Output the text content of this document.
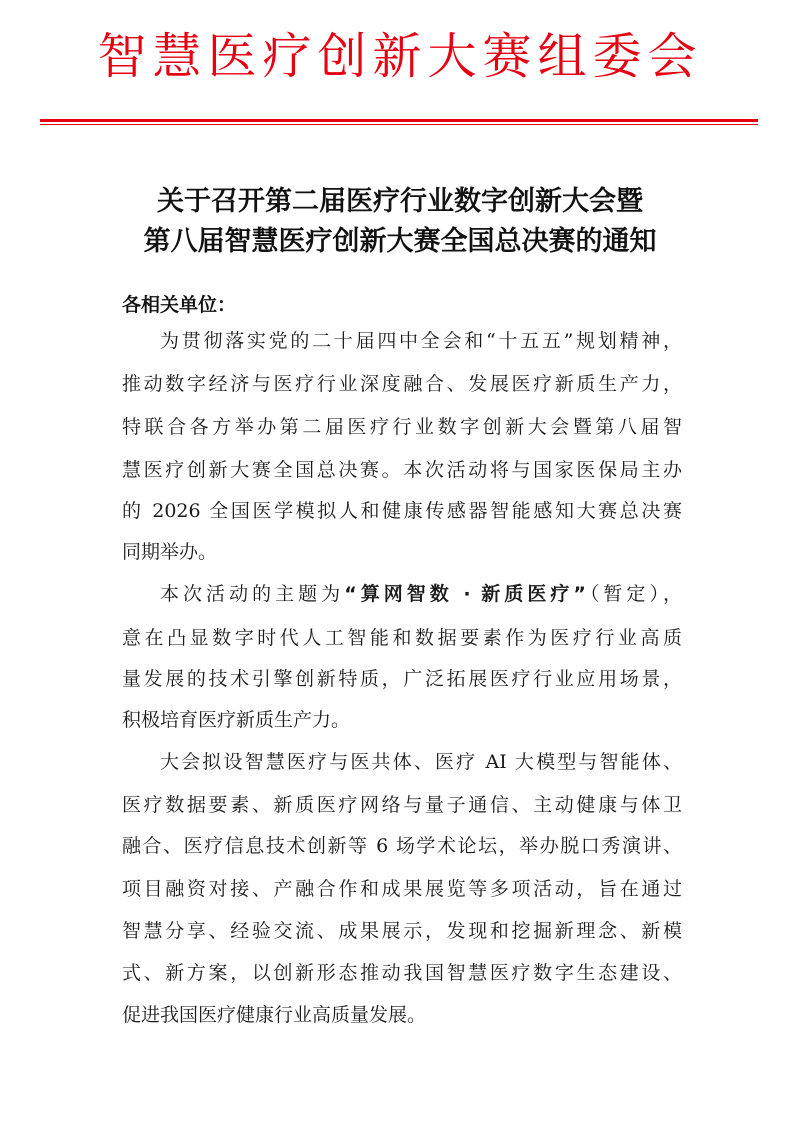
智慧医疗创新大赛组委会
关于召开第二届医疗行业数字创新大会暨
第八届智慧医疗创新大赛全国总决赛的通知
各相关单位：
为贯彻落实党的二十届四中全会和“十五五”规划精神，
推动数字经济与医疗行业深度融合、发展医疗新质生产力，
特联合各方举办第二届医疗行业数字创新大会暨第八届智
慧医疗创新大赛全国总决赛。本次活动将与国家医保局主办
的 2026 全国医学模拟人和健康传感器智能感知大赛总决赛
同期举办。
本次活动的主题为“算网智数 · 新质医疗”（暂定），
意在凸显数字时代人工智能和数据要素作为医疗行业高质
量发展的技术引擎创新特质，广泛拓展医疗行业应用场景，
积极培育医疗新质生产力。
大会拟设智慧医疗与医共体、医疗 AI 大模型与智能体、
医疗数据要素、新质医疗网络与量子通信、主动健康与体卫
融合、医疗信息技术创新等 6 场学术论坛，举办脱口秀演讲、
项目融资对接、产融合作和成果展览等多项活动，旨在通过
智慧分享、经验交流、成果展示，发现和挖掘新理念、新模
式、新方案，以创新形态推动我国智慧医疗数字生态建设、
促进我国医疗健康行业高质量发展。
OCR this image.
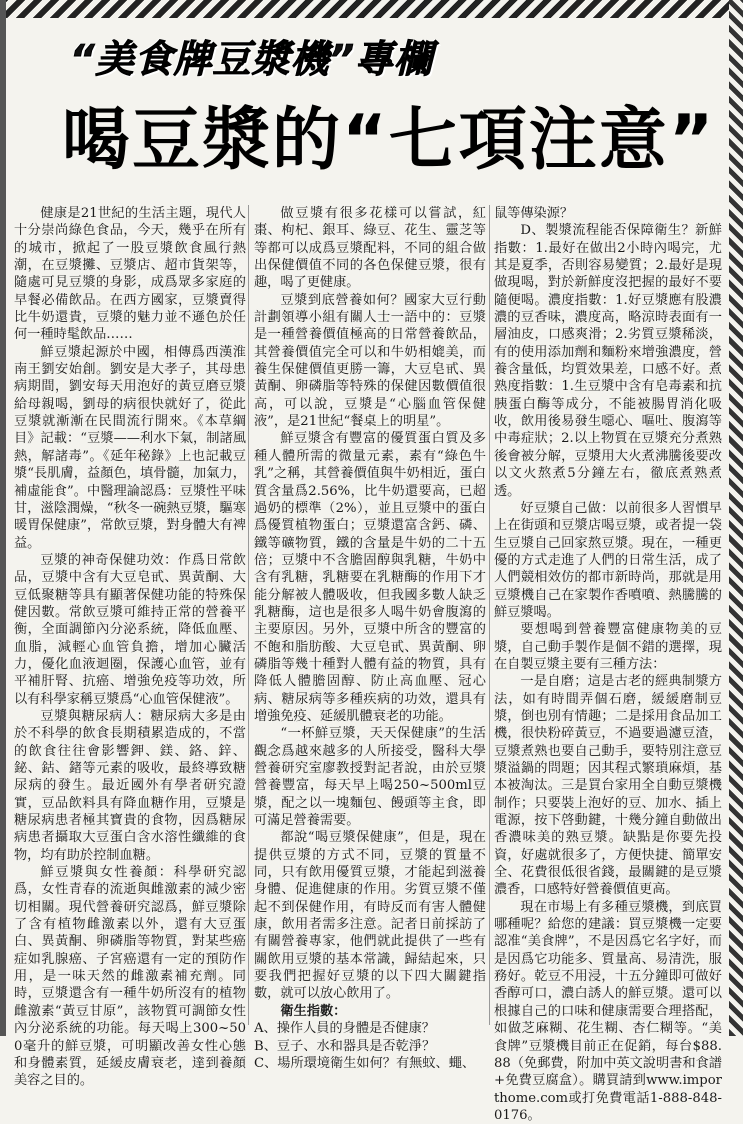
“美食牌豆漿機”專欄
喝豆漿的“七項注意”

健康是21世紀的生活主題，現代人十分崇尚綠色食品，今天，幾乎在所有的城市，掀起了一股豆漿飲食風行熱潮，在豆漿攤、豆漿店、超市貨架等，隨處可見豆漿的身影，成爲眾多家庭的早餐必備飲品。在西方國家，豆漿賣得比牛奶還貴，豆漿的魅力並不遜色於任何一種時髦飲品……

鮮豆漿起源於中國，相傳爲西漢淮南王劉安始創。劉安是大孝子，其母患病期間，劉安每天用泡好的黃豆磨豆漿給母親喝，劉母的病很快就好了，從此豆漿就漸漸在民間流行開來。《本草綱目》記載：“豆漿——利水下氣，制諸風熱，解諸毒”。《延年秘錄》上也記載豆漿“長肌膚，益顏色，填骨髓，加氣力，補虛能食”。中醫理論認爲：豆漿性平味甘，滋陰潤燥，“秋冬一碗熱豆漿，驅寒暖胃保健康”，常飲豆漿，對身體大有裨益。

豆漿的神奇保健功效：作爲日常飲品，豆漿中含有大豆皂甙、異黃酮、大豆低聚糖等具有顯著保健功能的特殊保健因數。常飲豆漿可維持正常的營養平衡，全面調節內分泌系統，降低血壓、血脂，減輕心血管負擔，增加心臟活力，優化血液迴圈，保護心血管，並有平補肝腎、抗癌、增強免疫等功效，所以有科學家稱豆漿爲“心血管保健液”。

豆漿與糖尿病人：糖尿病大多是由於不科學的飲食長期積累造成的，不當的飲食往往會影響鉀、鎂、鉻、鋅、鉍、鈷、鍺等元素的吸收，最終導致糖尿病的發生。最近國外有學者研究證實，豆品飲料具有降血糖作用，豆漿是糖尿病患者極其寶貴的食物，因爲糖尿病患者攝取大豆蛋白含水溶性纖維的食物，均有助於控制血糖。

鮮豆漿與女性養顏：科學研究認爲，女性青春的流逝與雌激素的減少密切相關。現代營養研究認爲，鮮豆漿除了含有植物雌激素以外，還有大豆蛋白、異黃酮、卵磷脂等物質，對某些癌症如乳腺癌、子宮癌還有一定的預防作用，是一味天然的雌激素補充劑。同時，豆漿還含有一種牛奶所沒有的植物雌激素“黃豆甘原”，該物質可調節女性內分泌系統的功能。每天喝上300~500毫升的鮮豆漿，可明顯改善女性心態和身體素質，延緩皮膚衰老，達到養顏美容之目的。

做豆漿有很多花樣可以嘗試，紅棗、枸杞、銀耳、綠豆、花生、靈芝等等都可以成爲豆漿配料，不同的組合做出保健價值不同的各色保健豆漿，很有趣，喝了更健康。

豆漿到底營養如何？國家大豆行動計劃領導小組有關人士一語中的：豆漿是一種營養價值極高的日常營養飲品，其營養價值完全可以和牛奶相媲美，而養生保健價值更勝一籌，大豆皂甙、異黃酮、卵磷脂等特殊的保健因數價值很高，可以說，豆漿是“心腦血管保健液”，是21世紀“餐桌上的明星”。

鮮豆漿含有豐富的優質蛋白質及多種人體所需的微量元素，素有“綠色牛乳”之稱，其營養價值與牛奶相近，蛋白質含量爲2.56%，比牛奶還要高，已超過奶的標準（2%），並且豆漿中的蛋白爲優質植物蛋白；豆漿還富含鈣、磷、鐵等礦物質，鐵的含量是牛奶的二十五倍；豆漿中不含膽固醇與乳糖，牛奶中含有乳糖，乳糖要在乳糖酶的作用下才能分解被人體吸收，但我國多數人缺乏乳糖酶，這也是很多人喝牛奶會腹瀉的主要原因。另外，豆漿中所含的豐富的不飽和脂肪酸、大豆皂甙、異黃酮、卵磷脂等幾十種對人體有益的物質，具有降低人體膽固醇、防止高血壓、冠心病、糖尿病等多種疾病的功效，還具有增強免疫、延緩肌體衰老的功能。

“一杯鮮豆漿，天天保健康”的生活觀念爲越來越多的人所接受，醫科大學營養研究室廖教授對記者說，由於豆漿營養豐富，每天早上喝250~500ml豆漿，配之以一塊麵包、饅頭等主食，即可滿足營養需要。

都說“喝豆漿保健康”，但是，現在提供豆漿的方式不同，豆漿的質量不同，只有飲用優質豆漿，才能起到滋養身體、促進健康的作用。劣質豆漿不僅起不到保健作用，有時反而有害人體健康，飲用者需多注意。記者日前採訪了有關營養專家，他們就此提供了一些有關飲用豆漿的基本常識，歸結起來，只要我們把握好豆漿的以下四大關鍵指數，就可以放心飲用了。

衛生指數：

A、操作人員的身體是否健康？

B、豆子、水和器具是否乾淨？

C、場所環境衛生如何？有無蚊、蠅、

鼠等傳染源？

D、製漿流程能否保障衛生？新鮮指數：1.最好在做出2小時內喝完，尤其是夏季，否則容易變質；2.最好是現做現喝，對於新鮮度沒把握的最好不要隨便喝。濃度指數：1.好豆漿應有股濃濃的豆香味，濃度高，略涼時表面有一層油皮，口感爽滑；2.劣質豆漿稀淡，有的使用添加劑和麵粉來增強濃度，營養含量低，均質效果差，口感不好。煮熟度指數：1.生豆漿中含有皂毒素和抗胰蛋白酶等成分，不能被腸胃消化吸收，飲用後易發生噁心、嘔吐、腹瀉等中毒症狀；2.以上物質在豆漿充分煮熟後會被分解，豆漿用大火煮沸騰後要改以文火熬煮5分鐘左右，徹底煮熟煮透。

好豆漿自己做：以前很多人習慣早上在街頭和豆漿店喝豆漿，或者提一袋生豆漿自己回家熬豆漿。現在，一種更優的方式走進了人們的日常生活，成了人們競相效仿的都市新時尚，那就是用豆漿機自己在家製作香噴噴、熱騰騰的鮮豆漿喝。

要想喝到營養豐富健康物美的豆漿，自己動手製作是個不錯的選擇，現在自製豆漿主要有三種方法：

一是自磨；這是古老的經典制漿方法，如有時間弄個石磨，緩緩磨制豆漿，倒也別有情趣；二是採用食品加工機，很快粉碎黃豆，不過要過濾豆渣，豆漿煮熟也要自己動手，要特別注意豆漿溢鍋的問題；因其程式繁瑣麻煩，基本被淘汰。三是買台家用全自動豆漿機制作；只要裝上泡好的豆、加水、插上電源，按下啓動鍵，十幾分鐘自動做出香濃味美的熟豆漿。缺點是你要先投資，好處就很多了，方便快捷、簡單安全、花費很低很省錢，最關鍵的是豆漿濃香，口感特好營養價值更高。

現在市場上有多種豆漿機，到底買哪種呢？給您的建議：買豆漿機一定要認准“美食牌”，不是因爲它名字好，而是因爲它功能多、質量高、易清洗，服務好。乾豆不用浸，十五分鐘即可做好香醇可口，濃白誘人的鮮豆漿。還可以根據自己的口味和健康需要合理搭配，如做芝麻糊、花生糊、杏仁糊等。“美食牌”豆漿機目前正在促銷，每台$88.88（免郵費，附加中英文說明書和食譜+免費豆腐盒）。購買請到www.importhome.com或打免費電話1-888-848-0176。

- **Short problem**
Among the entries above, identify all lines with "this" and copy them.

- **Task result**
Output the text content of this document.
OCR this image.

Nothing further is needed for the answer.